Output all of the data below exactly as given.

-- STORED DATA start --

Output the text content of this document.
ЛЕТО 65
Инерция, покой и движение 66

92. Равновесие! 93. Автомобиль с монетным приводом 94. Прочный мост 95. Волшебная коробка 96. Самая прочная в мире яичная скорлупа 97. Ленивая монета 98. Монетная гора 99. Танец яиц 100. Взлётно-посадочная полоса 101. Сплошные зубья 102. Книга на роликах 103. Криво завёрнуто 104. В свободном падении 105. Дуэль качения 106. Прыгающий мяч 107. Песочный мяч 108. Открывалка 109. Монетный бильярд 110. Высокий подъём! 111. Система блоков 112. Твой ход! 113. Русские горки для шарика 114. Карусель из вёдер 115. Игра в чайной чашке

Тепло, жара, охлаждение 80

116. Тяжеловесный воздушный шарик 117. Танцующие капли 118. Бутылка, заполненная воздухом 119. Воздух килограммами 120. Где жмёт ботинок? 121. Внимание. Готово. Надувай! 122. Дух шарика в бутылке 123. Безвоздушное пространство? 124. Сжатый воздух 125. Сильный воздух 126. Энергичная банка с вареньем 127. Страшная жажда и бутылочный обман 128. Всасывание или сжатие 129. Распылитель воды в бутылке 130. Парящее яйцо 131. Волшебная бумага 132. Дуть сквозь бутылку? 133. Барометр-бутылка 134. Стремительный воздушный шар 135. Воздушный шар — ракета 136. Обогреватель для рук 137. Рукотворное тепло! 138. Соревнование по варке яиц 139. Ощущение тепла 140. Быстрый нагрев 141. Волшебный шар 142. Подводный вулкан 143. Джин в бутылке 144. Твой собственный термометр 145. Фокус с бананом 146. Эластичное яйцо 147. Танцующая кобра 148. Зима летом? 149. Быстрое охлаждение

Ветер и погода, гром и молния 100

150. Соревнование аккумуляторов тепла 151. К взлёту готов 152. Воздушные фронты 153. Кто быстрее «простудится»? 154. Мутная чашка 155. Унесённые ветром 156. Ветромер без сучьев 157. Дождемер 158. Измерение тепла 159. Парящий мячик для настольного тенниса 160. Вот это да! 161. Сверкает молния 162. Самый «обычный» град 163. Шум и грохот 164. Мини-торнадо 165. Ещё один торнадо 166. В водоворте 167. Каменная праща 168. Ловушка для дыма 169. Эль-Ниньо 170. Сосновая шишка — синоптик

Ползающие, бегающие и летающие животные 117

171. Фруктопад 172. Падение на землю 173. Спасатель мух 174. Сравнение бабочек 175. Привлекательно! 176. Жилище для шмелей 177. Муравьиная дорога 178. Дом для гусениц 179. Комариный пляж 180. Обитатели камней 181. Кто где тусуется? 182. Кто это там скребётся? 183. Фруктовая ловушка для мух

-- STORED DATA end --

[EXPECTED OUTPUT]
Output the text content of this document.
ЛЕТО 65
Инерция, покой и движение 66

92. Равновесие! 93. Автомобиль с монетным приводом 94. Прочный мост 95. Волшебная коробка 96. Самая прочная в мире яичная скорлупа 97. Ленивая монета 98. Монетная гора 99. Танец яиц 100. Взлётно-посадочная полоса 101. Сплошные зубья 102. Книга на роликах 103. Криво завёрнуто 104. В свободном падении 105. Дуэль качения 106. Прыгающий мяч 107. Песочный мяч 108. Открывалка 109. Монетный бильярд 110. Высокий подъём! 111. Система блоков 112. Твой ход! 113. Русские горки для шарика 114. Карусель из вёдер 115. Игра в чайной чашке

Тепло, жара, охлаждение 80

116. Тяжеловесный воздушный шарик 117. Танцующие капли 118. Бутылка, заполненная воздухом 119. Воздух килограммами 120. Где жмёт ботинок? 121. Внимание. Готово. Надувай! 122. Дух шарика в бутылке 123. Безвоздушное пространство? 124. Сжатый воздух 125. Сильный воздух 126. Энергичная банка с вареньем 127. Страшная жажда и бутылочный обман 128. Всасывание или сжатие 129. Распылитель воды в бутылке 130. Парящее яйцо 131. Волшебная бумага 132. Дуть сквозь бутылку? 133. Барометр-бутылка 134. Стремительный воздушный шар 135. Воздушный шар — ракета 136. Обогреватель для рук 137. Рукотворное тепло! 138. Соревнование по варке яиц 139. Ощущение тепла 140. Быстрый нагрев 141. Волшебный шар 142. Подводный вулкан 143. Джин в бутылке 144. Твой собственный термометр 145. Фокус с бананом 146. Эластичное яйцо 147. Танцующая кобра 148. Зима летом? 149. Быстрое охлаждение

Ветер и погода, гром и молния 100

150. Соревнование аккумуляторов тепла 151. К взлёту готов 152. Воздушные фронты 153. Кто быстрее «простудится»? 154. Мутная чашка 155. Унесённые ветром 156. Ветромер без сучьев 157. Дождемер 158. Измерение тепла 159. Парящий мячик для настольного тенниса 160. Вот это да! 161. Сверкает молния 162. Самый «обычный» град 163. Шум и грохот 164. Мини-торнадо 165. Ещё один торнадо 166. В водоворте 167. Каменная праща 168. Ловушка для дыма 169. Эль-Ниньо 170. Сосновая шишка — синоптик

Ползающие, бегающие и летающие животные 117

171. Фруктопад 172. Падение на землю 173. Спасатель мух 174. Сравнение бабочек 175. Привлекательно! 176. Жилище для шмелей 177. Муравьиная дорога 178. Дом для гусениц 179. Комариный пляж 180. Обитатели камней 181. Кто где тусуется? 182. Кто это там скребётся? 183. Фруктовая ловушка для мух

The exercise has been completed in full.